▸ Provided entries
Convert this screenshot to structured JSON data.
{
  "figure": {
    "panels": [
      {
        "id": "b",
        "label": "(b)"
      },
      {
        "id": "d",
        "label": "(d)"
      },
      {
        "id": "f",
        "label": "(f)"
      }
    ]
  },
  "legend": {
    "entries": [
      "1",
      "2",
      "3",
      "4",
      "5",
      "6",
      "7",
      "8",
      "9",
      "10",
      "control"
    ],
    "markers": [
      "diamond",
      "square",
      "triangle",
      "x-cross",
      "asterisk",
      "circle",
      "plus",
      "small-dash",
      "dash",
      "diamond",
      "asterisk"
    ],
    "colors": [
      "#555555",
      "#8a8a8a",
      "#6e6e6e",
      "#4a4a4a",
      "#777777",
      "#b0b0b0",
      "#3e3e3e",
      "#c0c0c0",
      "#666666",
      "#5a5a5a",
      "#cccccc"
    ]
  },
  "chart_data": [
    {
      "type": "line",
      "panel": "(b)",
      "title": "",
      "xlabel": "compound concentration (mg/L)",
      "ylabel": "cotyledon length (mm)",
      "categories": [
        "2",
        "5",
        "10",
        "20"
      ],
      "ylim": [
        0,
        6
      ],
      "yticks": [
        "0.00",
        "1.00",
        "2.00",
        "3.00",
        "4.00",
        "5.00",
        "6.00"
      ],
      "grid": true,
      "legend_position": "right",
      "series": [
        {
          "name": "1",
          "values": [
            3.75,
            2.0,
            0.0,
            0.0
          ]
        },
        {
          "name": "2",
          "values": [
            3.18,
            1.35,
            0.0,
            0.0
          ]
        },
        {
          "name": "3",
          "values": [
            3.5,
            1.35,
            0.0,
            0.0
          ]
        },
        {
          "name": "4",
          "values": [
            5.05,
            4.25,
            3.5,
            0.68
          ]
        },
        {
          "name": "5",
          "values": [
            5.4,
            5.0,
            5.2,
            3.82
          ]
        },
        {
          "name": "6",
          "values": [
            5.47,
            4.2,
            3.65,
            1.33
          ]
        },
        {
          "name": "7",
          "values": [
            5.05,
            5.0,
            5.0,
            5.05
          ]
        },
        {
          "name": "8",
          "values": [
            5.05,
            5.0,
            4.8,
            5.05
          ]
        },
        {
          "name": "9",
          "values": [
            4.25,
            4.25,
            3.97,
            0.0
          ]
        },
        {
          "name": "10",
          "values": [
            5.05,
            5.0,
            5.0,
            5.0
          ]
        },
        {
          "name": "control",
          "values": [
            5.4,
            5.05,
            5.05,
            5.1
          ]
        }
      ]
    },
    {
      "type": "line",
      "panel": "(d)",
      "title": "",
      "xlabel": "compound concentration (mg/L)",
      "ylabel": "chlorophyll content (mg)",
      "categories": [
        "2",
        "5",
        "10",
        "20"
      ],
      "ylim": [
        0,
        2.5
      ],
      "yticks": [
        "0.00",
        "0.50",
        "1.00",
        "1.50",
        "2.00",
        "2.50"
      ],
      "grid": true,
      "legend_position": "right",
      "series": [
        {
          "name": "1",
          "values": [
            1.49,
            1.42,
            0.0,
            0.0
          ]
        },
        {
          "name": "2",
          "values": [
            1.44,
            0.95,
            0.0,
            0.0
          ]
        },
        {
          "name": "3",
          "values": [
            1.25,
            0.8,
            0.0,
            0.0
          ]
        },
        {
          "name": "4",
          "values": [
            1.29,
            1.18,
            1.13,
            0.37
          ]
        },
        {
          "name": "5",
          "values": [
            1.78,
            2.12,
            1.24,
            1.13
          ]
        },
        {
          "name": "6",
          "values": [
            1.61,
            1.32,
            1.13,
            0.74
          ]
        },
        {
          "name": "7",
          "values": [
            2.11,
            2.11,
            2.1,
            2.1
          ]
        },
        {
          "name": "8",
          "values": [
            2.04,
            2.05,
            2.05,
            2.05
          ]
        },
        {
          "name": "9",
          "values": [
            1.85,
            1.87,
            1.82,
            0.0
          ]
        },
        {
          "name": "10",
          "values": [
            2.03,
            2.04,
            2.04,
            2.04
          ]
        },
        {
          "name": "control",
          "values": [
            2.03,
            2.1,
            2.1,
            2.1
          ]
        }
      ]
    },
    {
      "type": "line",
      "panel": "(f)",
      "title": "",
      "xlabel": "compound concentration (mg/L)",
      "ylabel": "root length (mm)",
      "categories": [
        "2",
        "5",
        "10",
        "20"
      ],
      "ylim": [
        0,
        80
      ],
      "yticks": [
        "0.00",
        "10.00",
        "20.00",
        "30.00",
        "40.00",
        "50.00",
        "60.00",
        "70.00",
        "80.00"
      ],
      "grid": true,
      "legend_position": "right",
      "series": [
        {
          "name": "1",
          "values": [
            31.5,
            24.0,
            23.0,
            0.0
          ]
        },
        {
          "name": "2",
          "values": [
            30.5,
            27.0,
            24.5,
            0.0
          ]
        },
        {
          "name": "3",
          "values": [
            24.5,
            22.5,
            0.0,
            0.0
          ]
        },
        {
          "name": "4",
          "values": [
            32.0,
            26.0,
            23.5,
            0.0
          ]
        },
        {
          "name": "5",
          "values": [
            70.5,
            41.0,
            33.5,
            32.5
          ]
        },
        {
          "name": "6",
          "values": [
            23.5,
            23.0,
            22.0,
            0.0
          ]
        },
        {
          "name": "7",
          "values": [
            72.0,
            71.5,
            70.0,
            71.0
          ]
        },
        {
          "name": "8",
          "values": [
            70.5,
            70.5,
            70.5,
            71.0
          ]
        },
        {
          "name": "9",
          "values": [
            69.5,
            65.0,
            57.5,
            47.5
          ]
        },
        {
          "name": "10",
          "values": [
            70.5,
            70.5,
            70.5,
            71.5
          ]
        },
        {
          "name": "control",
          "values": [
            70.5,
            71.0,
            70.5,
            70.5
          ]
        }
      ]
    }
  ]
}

▸ To do
Write out all records exactly, keeping every detail.

▸ Written answer
Convert this screenshot to structured JSON data.
{
  "figure": {
    "panels": [
      {
        "id": "b",
        "label": "(b)"
      },
      {
        "id": "d",
        "label": "(d)"
      },
      {
        "id": "f",
        "label": "(f)"
      }
    ]
  },
  "legend": {
    "entries": [
      "1",
      "2",
      "3",
      "4",
      "5",
      "6",
      "7",
      "8",
      "9",
      "10",
      "control"
    ],
    "markers": [
      "diamond",
      "square",
      "triangle",
      "x-cross",
      "asterisk",
      "circle",
      "plus",
      "small-dash",
      "dash",
      "diamond",
      "asterisk"
    ],
    "colors": [
      "#555555",
      "#8a8a8a",
      "#6e6e6e",
      "#4a4a4a",
      "#777777",
      "#b0b0b0",
      "#3e3e3e",
      "#c0c0c0",
      "#666666",
      "#5a5a5a",
      "#cccccc"
    ]
  },
  "chart_data": [
    {
      "type": "line",
      "panel": "(b)",
      "title": "",
      "xlabel": "compound concentration (mg/L)",
      "ylabel": "cotyledon length (mm)",
      "categories": [
        "2",
        "5",
        "10",
        "20"
      ],
      "ylim": [
        0,
        6
      ],
      "yticks": [
        "0.00",
        "1.00",
        "2.00",
        "3.00",
        "4.00",
        "5.00",
        "6.00"
      ],
      "grid": true,
      "legend_position": "right",
      "series": [
        {
          "name": "1",
          "values": [
            3.75,
            2.0,
            0.0,
            0.0
          ]
        },
        {
          "name": "2",
          "values": [
            3.18,
            1.35,
            0.0,
            0.0
          ]
        },
        {
          "name": "3",
          "values": [
            3.5,
            1.35,
            0.0,
            0.0
          ]
        },
        {
          "name": "4",
          "values": [
            5.05,
            4.25,
            3.5,
            0.68
          ]
        },
        {
          "name": "5",
          "values": [
            5.4,
            5.0,
            5.2,
            3.82
          ]
        },
        {
          "name": "6",
          "values": [
            5.47,
            4.2,
            3.65,
            1.33
          ]
        },
        {
          "name": "7",
          "values": [
            5.05,
            5.0,
            5.0,
            5.05
          ]
        },
        {
          "name": "8",
          "values": [
            5.05,
            5.0,
            4.8,
            5.05
          ]
        },
        {
          "name": "9",
          "values": [
            4.25,
            4.25,
            3.97,
            0.0
          ]
        },
        {
          "name": "10",
          "values": [
            5.05,
            5.0,
            5.0,
            5.0
          ]
        },
        {
          "name": "control",
          "values": [
            5.4,
            5.05,
            5.05,
            5.1
          ]
        }
      ]
    },
    {
      "type": "line",
      "panel": "(d)",
      "title": "",
      "xlabel": "compound concentration (mg/L)",
      "ylabel": "chlorophyll content (mg)",
      "categories": [
        "2",
        "5",
        "10",
        "20"
      ],
      "ylim": [
        0,
        2.5
      ],
      "yticks": [
        "0.00",
        "0.50",
        "1.00",
        "1.50",
        "2.00",
        "2.50"
      ],
      "grid": true,
      "legend_position": "right",
      "series": [
        {
          "name": "1",
          "values": [
            1.49,
            1.42,
            0.0,
            0.0
          ]
        },
        {
          "name": "2",
          "values": [
            1.44,
            0.95,
            0.0,
            0.0
          ]
        },
        {
          "name": "3",
          "values": [
            1.25,
            0.8,
            0.0,
            0.0
          ]
        },
        {
          "name": "4",
          "values": [
            1.29,
            1.18,
            1.13,
            0.37
          ]
        },
        {
          "name": "5",
          "values": [
            1.78,
            2.12,
            1.24,
            1.13
          ]
        },
        {
          "name": "6",
          "values": [
            1.61,
            1.32,
            1.13,
            0.74
          ]
        },
        {
          "name": "7",
          "values": [
            2.11,
            2.11,
            2.1,
            2.1
          ]
        },
        {
          "name": "8",
          "values": [
            2.04,
            2.05,
            2.05,
            2.05
          ]
        },
        {
          "name": "9",
          "values": [
            1.85,
            1.87,
            1.82,
            0.0
          ]
        },
        {
          "name": "10",
          "values": [
            2.03,
            2.04,
            2.04,
            2.04
          ]
        },
        {
          "name": "control",
          "values": [
            2.03,
            2.1,
            2.1,
            2.1
          ]
        }
      ]
    },
    {
      "type": "line",
      "panel": "(f)",
      "title": "",
      "xlabel": "compound concentration (mg/L)",
      "ylabel": "root length (mm)",
      "categories": [
        "2",
        "5",
        "10",
        "20"
      ],
      "ylim": [
        0,
        80
      ],
      "yticks": [
        "0.00",
        "10.00",
        "20.00",
        "30.00",
        "40.00",
        "50.00",
        "60.00",
        "70.00",
        "80.00"
      ],
      "grid": true,
      "legend_position": "right",
      "series": [
        {
          "name": "1",
          "values": [
            31.5,
            24.0,
            23.0,
            0.0
          ]
        },
        {
          "name": "2",
          "values": [
            30.5,
            27.0,
            24.5,
            0.0
          ]
        },
        {
          "name": "3",
          "values": [
            24.5,
            22.5,
            0.0,
            0.0
          ]
        },
        {
          "name": "4",
          "values": [
            32.0,
            26.0,
            23.5,
            0.0
          ]
        },
        {
          "name": "5",
          "values": [
            70.5,
            41.0,
            33.5,
            32.5
          ]
        },
        {
          "name": "6",
          "values": [
            23.5,
            23.0,
            22.0,
            0.0
          ]
        },
        {
          "name": "7",
          "values": [
            72.0,
            71.5,
            70.0,
            71.0
          ]
        },
        {
          "name": "8",
          "values": [
            70.5,
            70.5,
            70.5,
            71.0
          ]
        },
        {
          "name": "9",
          "values": [
            69.5,
            65.0,
            57.5,
            47.5
          ]
        },
        {
          "name": "10",
          "values": [
            70.5,
            70.5,
            70.5,
            71.5
          ]
        },
        {
          "name": "control",
          "values": [
            70.5,
            71.0,
            70.5,
            70.5
          ]
        }
      ]
    }
  ]
}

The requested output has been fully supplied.